→ **EXERCISE**
Search the entries for the word "hřišti" and pull out each line that has it.

[Saved data entries]
↓
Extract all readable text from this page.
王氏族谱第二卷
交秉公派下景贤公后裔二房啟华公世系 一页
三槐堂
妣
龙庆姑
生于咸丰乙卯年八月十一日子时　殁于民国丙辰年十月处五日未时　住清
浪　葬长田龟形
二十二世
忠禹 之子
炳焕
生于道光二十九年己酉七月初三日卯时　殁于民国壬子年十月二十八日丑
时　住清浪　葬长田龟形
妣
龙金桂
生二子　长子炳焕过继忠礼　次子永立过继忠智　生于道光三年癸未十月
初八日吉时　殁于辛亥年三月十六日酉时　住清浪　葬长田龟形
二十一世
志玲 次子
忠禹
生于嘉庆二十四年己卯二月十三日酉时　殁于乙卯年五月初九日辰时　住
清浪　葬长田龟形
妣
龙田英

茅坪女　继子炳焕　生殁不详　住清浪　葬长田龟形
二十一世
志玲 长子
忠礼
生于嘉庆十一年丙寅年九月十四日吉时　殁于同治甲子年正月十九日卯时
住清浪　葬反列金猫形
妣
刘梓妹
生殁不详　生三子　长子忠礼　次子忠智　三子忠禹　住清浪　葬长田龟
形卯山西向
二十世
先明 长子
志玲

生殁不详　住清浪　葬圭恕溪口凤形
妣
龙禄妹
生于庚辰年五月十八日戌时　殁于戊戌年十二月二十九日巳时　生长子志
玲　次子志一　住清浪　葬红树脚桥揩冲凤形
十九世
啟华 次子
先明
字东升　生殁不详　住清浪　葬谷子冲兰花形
↑
↓
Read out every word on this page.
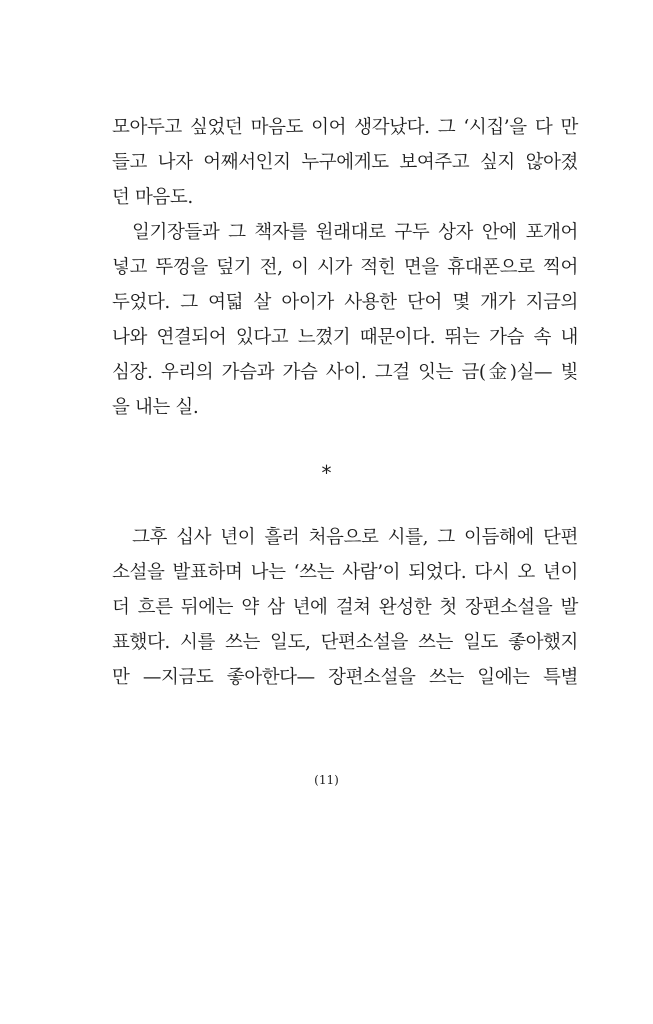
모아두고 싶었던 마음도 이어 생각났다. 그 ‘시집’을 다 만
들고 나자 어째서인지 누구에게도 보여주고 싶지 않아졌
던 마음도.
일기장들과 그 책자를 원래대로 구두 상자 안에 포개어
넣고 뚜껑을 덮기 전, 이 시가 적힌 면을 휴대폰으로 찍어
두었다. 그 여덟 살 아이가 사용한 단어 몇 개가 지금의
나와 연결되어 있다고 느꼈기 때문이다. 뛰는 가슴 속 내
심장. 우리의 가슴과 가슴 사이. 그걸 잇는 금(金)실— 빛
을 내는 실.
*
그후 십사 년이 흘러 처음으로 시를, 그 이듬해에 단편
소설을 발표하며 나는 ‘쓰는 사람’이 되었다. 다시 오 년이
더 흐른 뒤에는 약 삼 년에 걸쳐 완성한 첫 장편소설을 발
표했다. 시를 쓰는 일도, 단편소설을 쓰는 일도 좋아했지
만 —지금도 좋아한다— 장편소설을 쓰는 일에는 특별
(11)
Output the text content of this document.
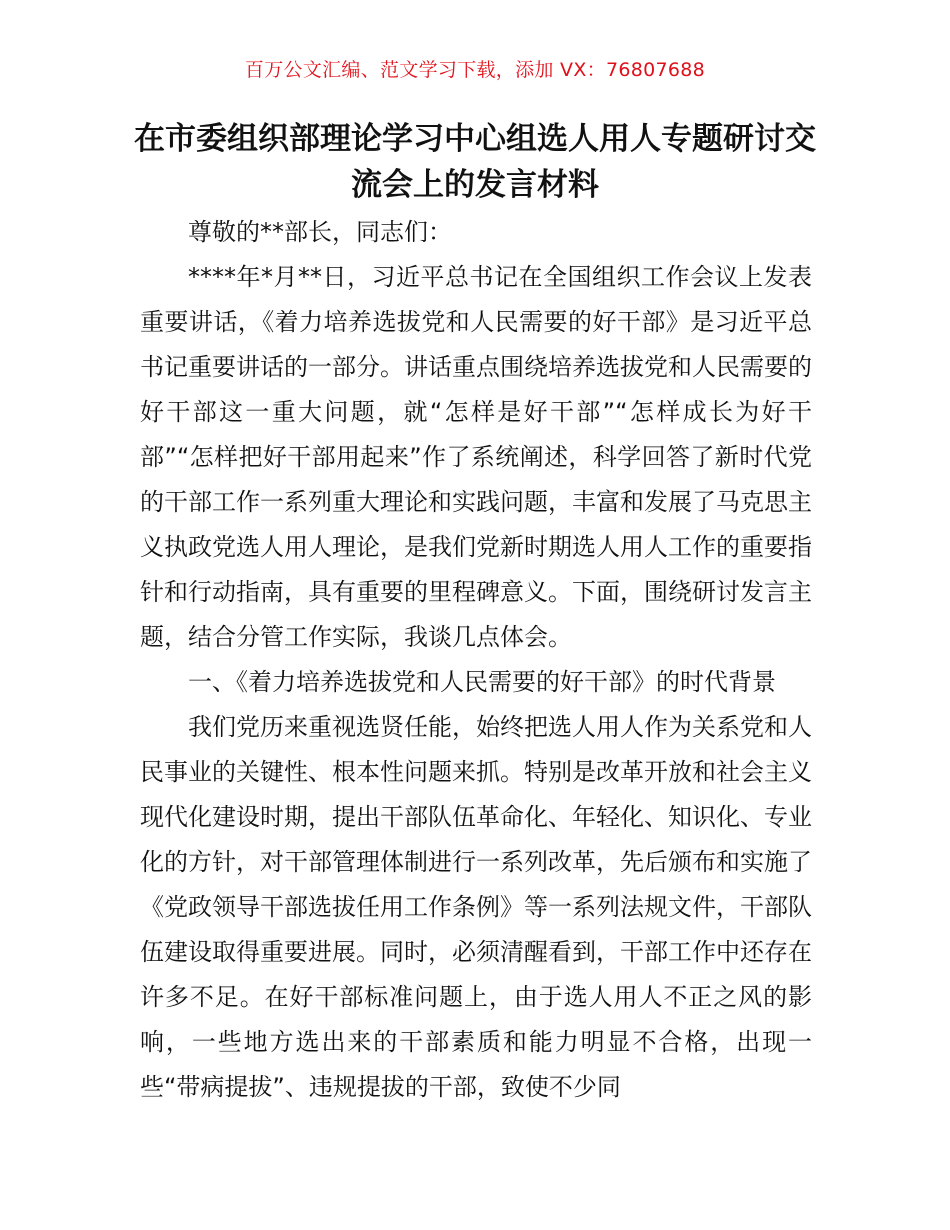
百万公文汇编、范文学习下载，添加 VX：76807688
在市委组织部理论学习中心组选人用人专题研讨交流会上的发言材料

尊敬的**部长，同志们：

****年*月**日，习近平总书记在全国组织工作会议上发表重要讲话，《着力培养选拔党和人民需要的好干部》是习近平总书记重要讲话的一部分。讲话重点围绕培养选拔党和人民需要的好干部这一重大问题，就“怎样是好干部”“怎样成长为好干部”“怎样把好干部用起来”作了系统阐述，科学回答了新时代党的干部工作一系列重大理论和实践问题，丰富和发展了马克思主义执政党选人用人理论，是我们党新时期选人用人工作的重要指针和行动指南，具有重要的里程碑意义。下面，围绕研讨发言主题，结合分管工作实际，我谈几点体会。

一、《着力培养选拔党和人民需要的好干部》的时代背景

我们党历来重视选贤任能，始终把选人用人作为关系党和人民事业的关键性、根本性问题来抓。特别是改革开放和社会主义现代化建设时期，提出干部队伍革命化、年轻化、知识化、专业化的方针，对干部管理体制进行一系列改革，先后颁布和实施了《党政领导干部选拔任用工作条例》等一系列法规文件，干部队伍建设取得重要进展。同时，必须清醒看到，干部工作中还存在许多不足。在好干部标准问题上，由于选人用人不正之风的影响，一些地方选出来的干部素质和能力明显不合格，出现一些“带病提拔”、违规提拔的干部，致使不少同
↑
↓
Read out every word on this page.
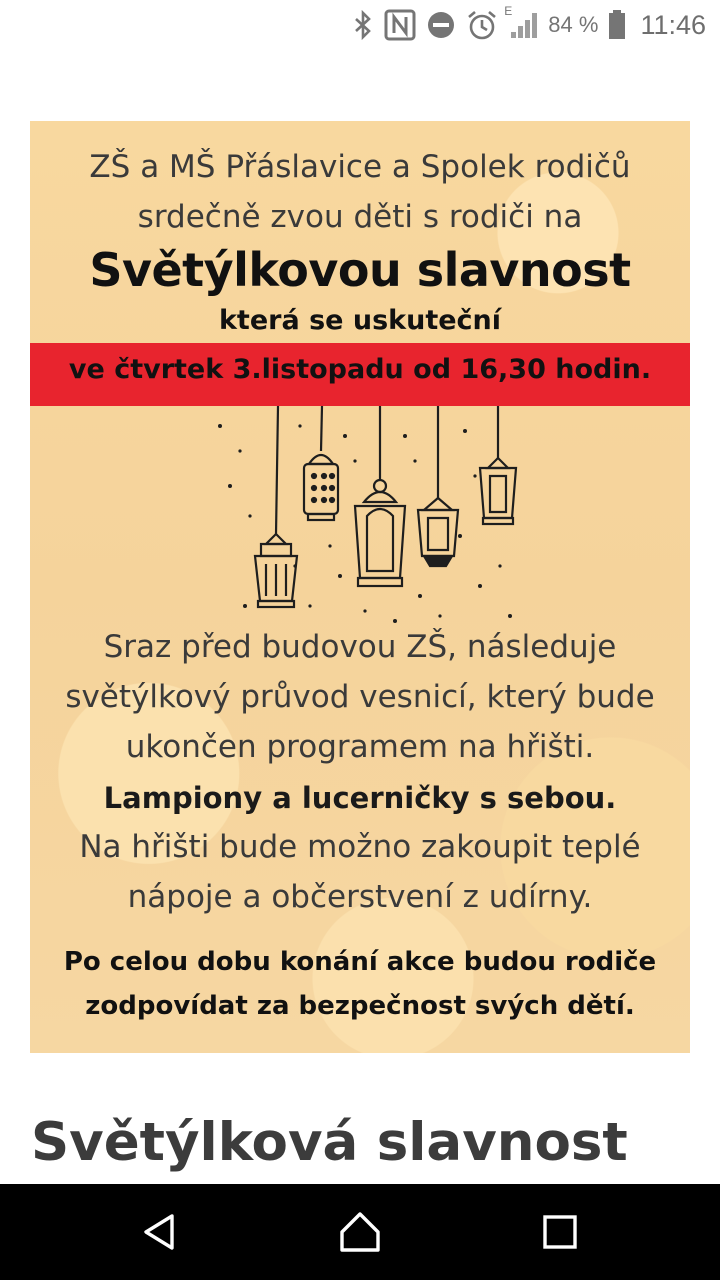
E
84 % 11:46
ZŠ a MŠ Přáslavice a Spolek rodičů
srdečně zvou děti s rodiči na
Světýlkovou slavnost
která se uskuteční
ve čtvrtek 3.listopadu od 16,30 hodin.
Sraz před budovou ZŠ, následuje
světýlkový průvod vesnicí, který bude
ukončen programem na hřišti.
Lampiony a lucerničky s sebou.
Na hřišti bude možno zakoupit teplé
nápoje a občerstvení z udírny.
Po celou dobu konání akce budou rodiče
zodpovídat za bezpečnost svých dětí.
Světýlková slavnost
↑
→ **OUTPUT OF THE EXERCISE**
ukončen programem na hřišti.
Na hřišti bude možno zakoupit teplé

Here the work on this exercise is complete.